>>
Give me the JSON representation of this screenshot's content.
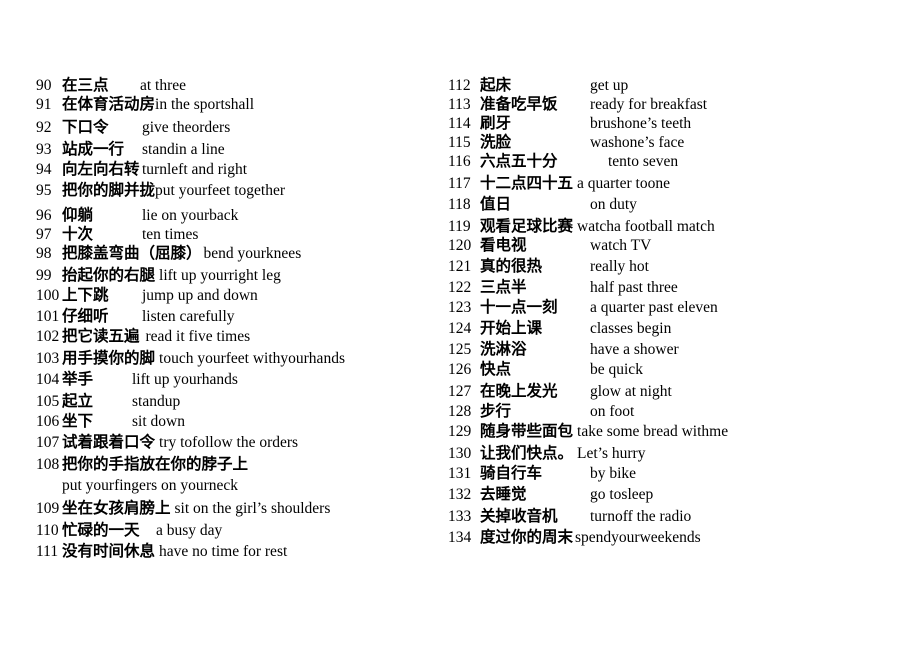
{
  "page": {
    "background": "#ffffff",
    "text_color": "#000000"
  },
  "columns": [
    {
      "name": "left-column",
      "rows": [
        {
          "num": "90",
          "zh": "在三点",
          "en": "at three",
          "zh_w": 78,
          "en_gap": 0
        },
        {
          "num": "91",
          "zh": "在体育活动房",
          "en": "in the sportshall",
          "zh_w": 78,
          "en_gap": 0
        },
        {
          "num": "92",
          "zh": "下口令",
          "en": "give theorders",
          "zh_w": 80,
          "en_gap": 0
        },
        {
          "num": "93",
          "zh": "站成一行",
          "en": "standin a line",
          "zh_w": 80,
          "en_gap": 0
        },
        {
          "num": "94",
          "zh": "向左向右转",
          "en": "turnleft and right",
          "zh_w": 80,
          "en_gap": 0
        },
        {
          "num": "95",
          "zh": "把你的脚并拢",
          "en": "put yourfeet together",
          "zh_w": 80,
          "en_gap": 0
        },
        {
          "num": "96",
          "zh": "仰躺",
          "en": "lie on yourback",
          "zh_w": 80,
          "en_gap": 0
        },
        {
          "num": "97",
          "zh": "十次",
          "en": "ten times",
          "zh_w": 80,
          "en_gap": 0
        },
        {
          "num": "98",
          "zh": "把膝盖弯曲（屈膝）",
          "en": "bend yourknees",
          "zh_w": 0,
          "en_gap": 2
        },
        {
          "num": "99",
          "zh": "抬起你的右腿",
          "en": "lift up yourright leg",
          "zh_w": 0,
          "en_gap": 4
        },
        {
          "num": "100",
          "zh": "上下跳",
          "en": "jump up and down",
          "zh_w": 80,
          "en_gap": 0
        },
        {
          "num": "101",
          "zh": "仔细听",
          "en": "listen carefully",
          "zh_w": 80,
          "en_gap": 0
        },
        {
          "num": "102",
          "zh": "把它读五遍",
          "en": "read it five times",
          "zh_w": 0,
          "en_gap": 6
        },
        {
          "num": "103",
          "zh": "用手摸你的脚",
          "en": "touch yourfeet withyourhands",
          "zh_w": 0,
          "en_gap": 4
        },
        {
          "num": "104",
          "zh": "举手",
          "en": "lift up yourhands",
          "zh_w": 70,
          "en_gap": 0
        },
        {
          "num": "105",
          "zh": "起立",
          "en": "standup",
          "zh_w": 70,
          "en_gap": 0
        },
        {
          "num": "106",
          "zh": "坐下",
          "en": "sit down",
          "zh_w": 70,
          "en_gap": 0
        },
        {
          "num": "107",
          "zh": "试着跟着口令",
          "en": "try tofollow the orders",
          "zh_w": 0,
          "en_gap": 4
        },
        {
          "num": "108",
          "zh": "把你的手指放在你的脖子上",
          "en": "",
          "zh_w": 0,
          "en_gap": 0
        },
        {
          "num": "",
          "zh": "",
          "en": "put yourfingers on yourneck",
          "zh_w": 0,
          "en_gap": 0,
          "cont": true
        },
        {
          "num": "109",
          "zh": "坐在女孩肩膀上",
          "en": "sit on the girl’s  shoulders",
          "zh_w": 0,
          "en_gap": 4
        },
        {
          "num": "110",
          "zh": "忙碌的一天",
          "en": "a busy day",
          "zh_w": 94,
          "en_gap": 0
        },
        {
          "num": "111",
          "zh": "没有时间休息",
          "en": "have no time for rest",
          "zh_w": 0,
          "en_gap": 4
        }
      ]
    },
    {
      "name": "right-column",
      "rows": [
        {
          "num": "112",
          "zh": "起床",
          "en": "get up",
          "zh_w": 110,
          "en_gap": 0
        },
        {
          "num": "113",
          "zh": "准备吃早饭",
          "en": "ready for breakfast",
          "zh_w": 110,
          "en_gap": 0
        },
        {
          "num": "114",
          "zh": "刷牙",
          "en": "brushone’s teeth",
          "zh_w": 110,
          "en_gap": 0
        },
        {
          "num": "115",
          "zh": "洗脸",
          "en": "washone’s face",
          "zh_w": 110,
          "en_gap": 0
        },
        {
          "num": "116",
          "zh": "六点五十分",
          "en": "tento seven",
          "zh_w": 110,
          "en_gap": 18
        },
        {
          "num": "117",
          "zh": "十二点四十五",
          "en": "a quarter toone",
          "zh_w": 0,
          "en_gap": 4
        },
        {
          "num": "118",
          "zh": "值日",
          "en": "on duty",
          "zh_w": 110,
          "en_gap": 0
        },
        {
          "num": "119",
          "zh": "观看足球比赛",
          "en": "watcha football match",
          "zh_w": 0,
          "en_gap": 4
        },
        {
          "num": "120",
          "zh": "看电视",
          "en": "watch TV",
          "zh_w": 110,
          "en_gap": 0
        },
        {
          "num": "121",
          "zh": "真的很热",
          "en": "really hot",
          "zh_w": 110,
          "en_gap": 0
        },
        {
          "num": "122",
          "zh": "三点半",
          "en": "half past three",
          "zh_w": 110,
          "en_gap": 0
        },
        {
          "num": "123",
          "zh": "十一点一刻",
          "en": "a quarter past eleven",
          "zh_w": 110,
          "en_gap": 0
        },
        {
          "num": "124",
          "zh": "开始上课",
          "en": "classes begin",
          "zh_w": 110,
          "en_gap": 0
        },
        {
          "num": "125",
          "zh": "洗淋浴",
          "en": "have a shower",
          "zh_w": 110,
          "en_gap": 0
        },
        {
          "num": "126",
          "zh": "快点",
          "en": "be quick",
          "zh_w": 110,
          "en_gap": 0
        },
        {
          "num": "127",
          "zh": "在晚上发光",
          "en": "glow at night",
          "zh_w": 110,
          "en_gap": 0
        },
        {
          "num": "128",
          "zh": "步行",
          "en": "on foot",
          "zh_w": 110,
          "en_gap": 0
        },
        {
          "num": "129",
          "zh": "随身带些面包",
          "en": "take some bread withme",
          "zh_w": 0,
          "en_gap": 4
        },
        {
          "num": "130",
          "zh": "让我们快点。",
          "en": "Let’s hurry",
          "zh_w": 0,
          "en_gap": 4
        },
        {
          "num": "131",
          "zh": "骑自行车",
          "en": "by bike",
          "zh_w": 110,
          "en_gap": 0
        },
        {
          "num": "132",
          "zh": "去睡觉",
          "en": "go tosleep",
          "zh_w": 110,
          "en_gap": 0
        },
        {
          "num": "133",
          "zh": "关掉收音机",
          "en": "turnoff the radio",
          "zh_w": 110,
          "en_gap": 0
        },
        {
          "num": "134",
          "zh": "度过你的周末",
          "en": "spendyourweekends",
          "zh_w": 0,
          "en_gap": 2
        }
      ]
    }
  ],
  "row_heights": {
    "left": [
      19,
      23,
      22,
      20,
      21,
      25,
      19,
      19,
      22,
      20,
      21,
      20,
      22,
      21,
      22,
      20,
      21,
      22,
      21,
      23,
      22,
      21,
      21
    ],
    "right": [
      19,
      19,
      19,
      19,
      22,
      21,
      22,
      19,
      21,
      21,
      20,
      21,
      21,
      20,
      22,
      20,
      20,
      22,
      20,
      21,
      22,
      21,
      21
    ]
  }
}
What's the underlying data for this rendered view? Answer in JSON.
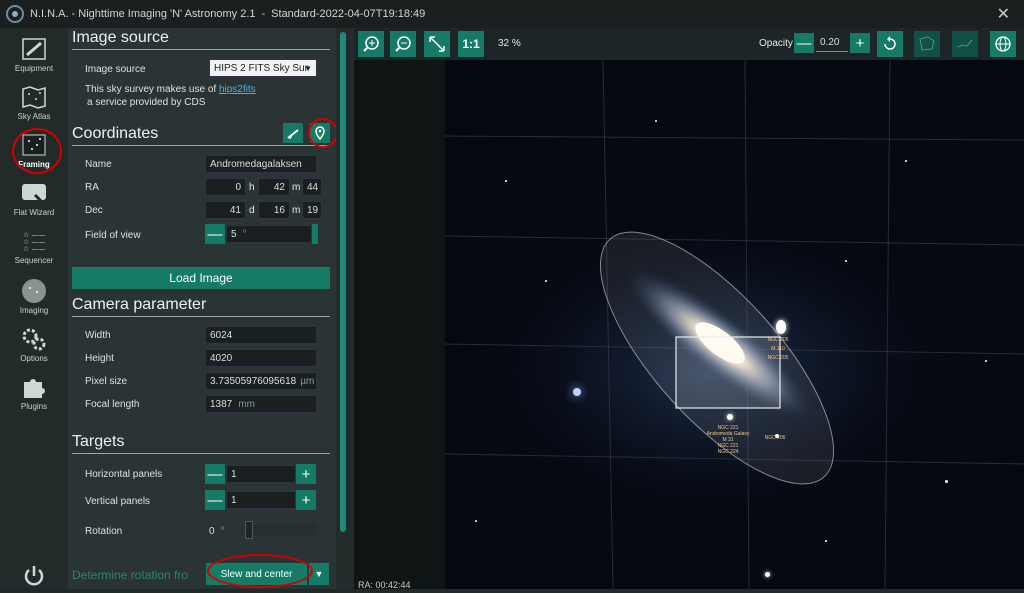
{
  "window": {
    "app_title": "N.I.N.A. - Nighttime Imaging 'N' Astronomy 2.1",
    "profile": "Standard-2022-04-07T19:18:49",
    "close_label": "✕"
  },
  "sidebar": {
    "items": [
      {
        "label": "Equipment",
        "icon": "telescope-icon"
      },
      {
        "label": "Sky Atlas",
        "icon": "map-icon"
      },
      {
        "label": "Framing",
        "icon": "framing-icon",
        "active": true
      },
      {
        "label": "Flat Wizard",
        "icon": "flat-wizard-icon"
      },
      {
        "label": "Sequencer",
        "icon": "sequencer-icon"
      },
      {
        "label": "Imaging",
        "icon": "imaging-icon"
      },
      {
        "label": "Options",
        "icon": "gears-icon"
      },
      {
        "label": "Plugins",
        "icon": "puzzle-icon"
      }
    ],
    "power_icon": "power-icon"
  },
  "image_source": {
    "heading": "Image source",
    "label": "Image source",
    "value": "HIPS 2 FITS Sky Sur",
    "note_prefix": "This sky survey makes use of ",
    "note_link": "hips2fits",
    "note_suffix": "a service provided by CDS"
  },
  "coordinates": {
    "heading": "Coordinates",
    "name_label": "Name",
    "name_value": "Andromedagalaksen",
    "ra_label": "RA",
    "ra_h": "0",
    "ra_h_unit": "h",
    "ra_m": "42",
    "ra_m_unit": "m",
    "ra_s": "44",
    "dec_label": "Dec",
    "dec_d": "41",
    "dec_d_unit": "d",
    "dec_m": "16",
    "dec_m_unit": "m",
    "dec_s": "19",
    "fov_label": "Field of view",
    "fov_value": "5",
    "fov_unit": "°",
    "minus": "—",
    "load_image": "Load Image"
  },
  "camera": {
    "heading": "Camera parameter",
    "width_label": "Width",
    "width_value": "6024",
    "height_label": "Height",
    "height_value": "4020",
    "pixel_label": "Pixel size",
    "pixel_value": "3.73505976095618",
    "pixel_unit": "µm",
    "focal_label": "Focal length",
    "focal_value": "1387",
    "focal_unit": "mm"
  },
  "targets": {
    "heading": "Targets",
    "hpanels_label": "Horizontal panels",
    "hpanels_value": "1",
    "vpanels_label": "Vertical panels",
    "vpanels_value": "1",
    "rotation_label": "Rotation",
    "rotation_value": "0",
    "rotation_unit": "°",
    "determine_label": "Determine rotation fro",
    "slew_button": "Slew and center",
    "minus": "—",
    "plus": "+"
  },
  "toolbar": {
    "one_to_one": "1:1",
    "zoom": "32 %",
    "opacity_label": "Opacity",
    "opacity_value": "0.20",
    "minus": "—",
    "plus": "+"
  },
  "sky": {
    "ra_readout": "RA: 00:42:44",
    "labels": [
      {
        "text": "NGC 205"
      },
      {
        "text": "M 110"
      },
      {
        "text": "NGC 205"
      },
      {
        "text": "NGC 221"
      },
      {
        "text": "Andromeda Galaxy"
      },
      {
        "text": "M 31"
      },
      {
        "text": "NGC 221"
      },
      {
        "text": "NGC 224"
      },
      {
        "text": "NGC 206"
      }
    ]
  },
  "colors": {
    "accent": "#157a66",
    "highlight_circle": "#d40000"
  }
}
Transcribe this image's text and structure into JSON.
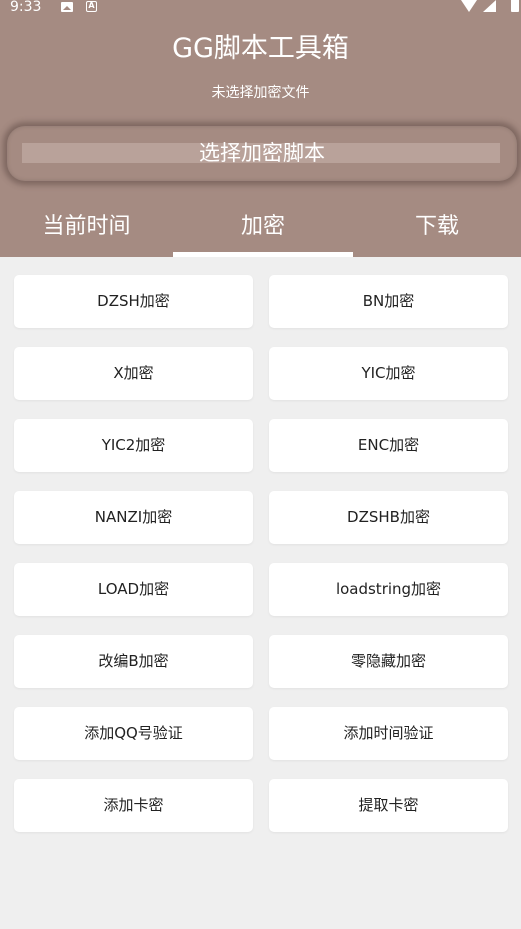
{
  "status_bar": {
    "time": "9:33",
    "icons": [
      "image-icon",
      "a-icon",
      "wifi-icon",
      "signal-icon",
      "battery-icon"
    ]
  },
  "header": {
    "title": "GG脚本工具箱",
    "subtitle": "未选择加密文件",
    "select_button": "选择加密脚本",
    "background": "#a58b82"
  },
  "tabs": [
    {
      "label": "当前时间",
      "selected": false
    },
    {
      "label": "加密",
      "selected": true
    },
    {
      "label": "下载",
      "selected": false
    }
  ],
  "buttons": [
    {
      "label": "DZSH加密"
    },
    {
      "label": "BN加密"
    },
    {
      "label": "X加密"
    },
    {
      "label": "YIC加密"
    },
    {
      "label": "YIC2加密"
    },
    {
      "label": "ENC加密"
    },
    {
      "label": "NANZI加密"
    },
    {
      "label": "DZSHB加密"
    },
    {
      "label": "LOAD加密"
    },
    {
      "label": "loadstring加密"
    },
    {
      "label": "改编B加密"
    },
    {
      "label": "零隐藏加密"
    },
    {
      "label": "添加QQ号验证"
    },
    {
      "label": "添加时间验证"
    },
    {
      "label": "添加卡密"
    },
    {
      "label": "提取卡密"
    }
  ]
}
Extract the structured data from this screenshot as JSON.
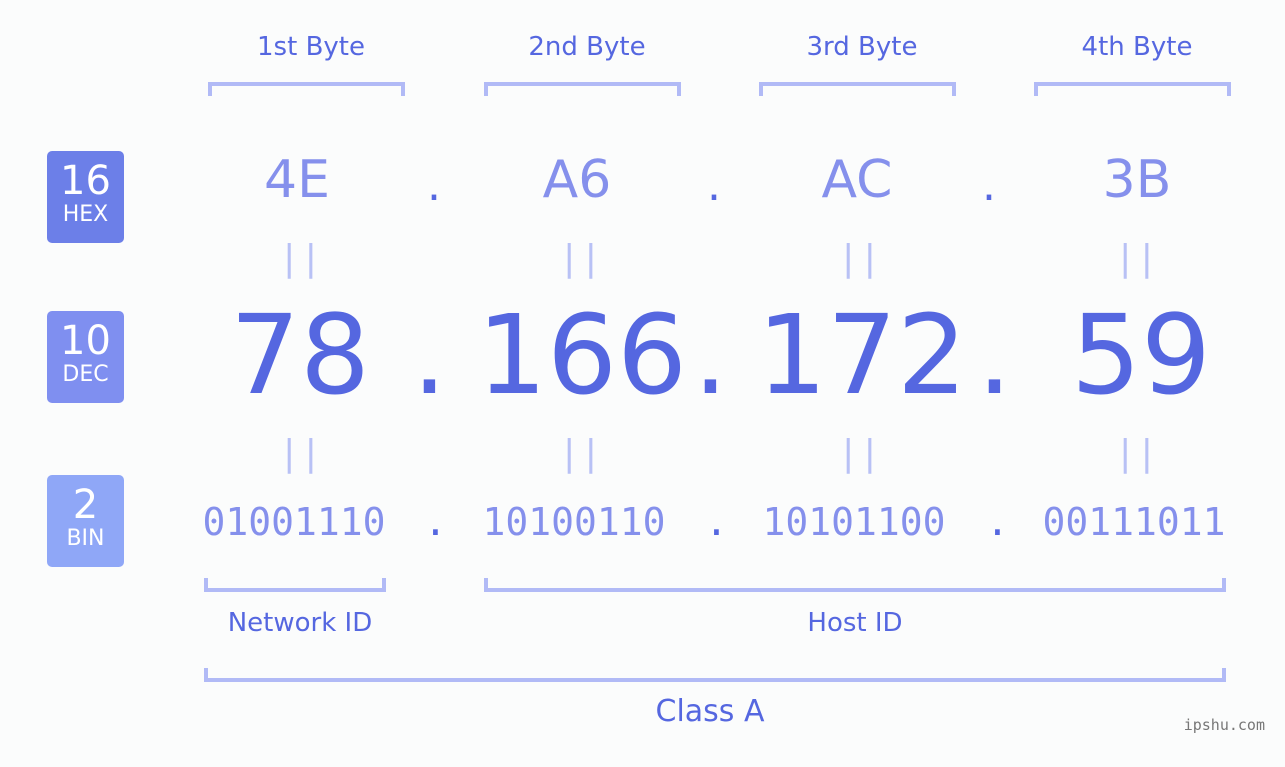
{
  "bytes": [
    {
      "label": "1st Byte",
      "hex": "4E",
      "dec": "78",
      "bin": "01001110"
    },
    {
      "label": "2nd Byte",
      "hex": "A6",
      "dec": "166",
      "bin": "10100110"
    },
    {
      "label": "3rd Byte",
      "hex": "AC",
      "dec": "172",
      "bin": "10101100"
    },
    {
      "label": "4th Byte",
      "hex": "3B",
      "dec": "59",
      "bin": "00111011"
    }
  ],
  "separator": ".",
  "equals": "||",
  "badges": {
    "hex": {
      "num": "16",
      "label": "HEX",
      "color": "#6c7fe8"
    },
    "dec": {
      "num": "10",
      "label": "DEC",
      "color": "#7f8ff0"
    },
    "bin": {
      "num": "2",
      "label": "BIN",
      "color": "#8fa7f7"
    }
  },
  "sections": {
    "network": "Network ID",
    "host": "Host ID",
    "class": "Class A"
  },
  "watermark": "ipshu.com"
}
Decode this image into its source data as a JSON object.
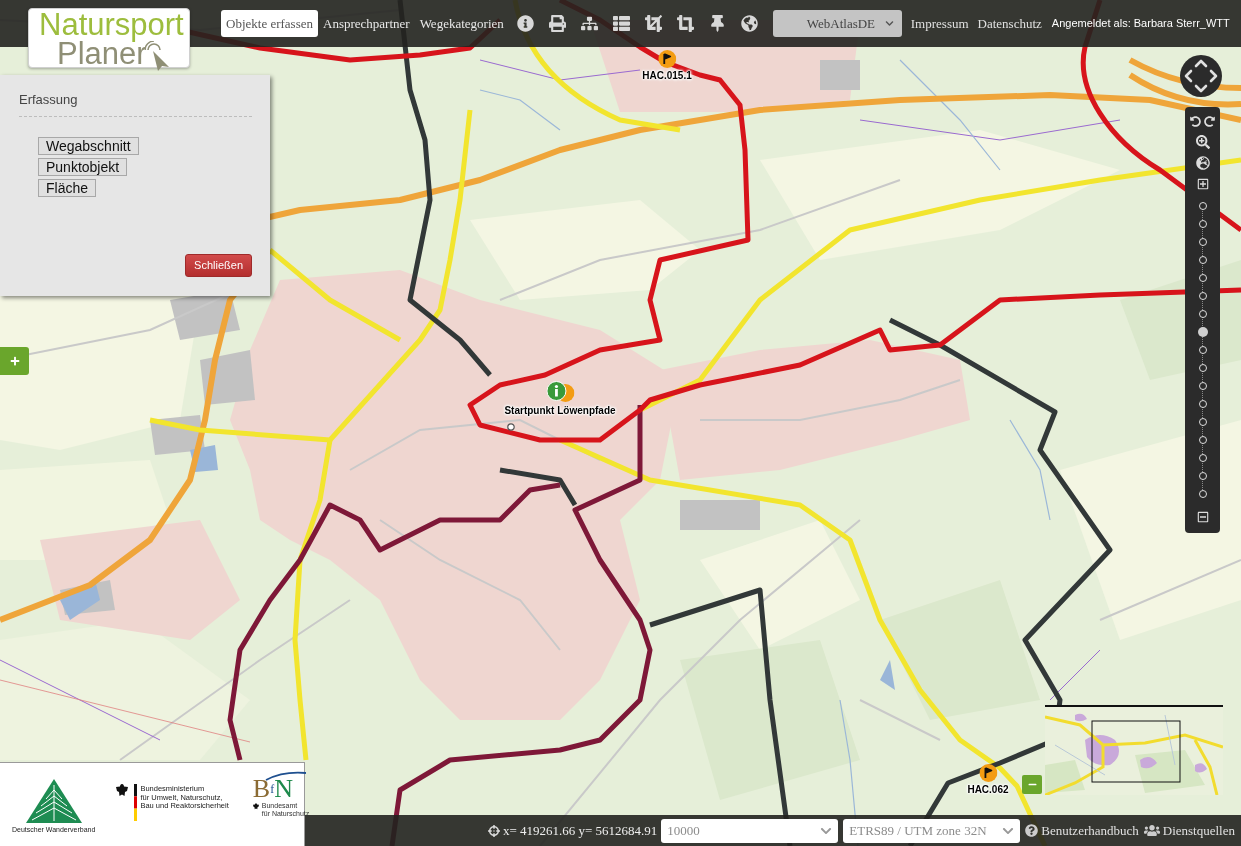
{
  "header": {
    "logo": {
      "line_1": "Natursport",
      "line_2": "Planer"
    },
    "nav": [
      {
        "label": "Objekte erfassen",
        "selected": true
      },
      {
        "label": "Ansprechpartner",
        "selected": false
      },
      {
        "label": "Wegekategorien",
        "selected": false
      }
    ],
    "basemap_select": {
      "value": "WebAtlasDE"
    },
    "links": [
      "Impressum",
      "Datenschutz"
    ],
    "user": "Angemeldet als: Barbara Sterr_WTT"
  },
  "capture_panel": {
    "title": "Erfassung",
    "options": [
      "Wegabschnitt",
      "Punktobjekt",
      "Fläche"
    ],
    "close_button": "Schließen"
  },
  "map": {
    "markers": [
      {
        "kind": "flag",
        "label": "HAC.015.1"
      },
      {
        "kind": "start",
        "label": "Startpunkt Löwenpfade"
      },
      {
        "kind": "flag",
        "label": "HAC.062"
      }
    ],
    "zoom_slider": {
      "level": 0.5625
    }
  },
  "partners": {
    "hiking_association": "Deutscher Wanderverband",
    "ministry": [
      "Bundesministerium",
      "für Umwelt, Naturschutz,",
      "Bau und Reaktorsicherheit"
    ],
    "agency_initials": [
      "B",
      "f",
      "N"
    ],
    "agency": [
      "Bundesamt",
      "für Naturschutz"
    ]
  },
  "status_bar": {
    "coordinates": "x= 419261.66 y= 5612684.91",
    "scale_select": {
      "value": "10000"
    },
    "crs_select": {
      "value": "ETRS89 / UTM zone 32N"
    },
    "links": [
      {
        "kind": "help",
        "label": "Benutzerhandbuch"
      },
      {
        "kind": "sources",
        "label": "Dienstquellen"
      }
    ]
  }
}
<<
Objective:
Report each line in the preceding entries that holds the string "heading".

The reply:
    "heading": "Image source",
    "heading": "Coordinates",
    "heading": "Camera parameter",
    "heading": "Targets",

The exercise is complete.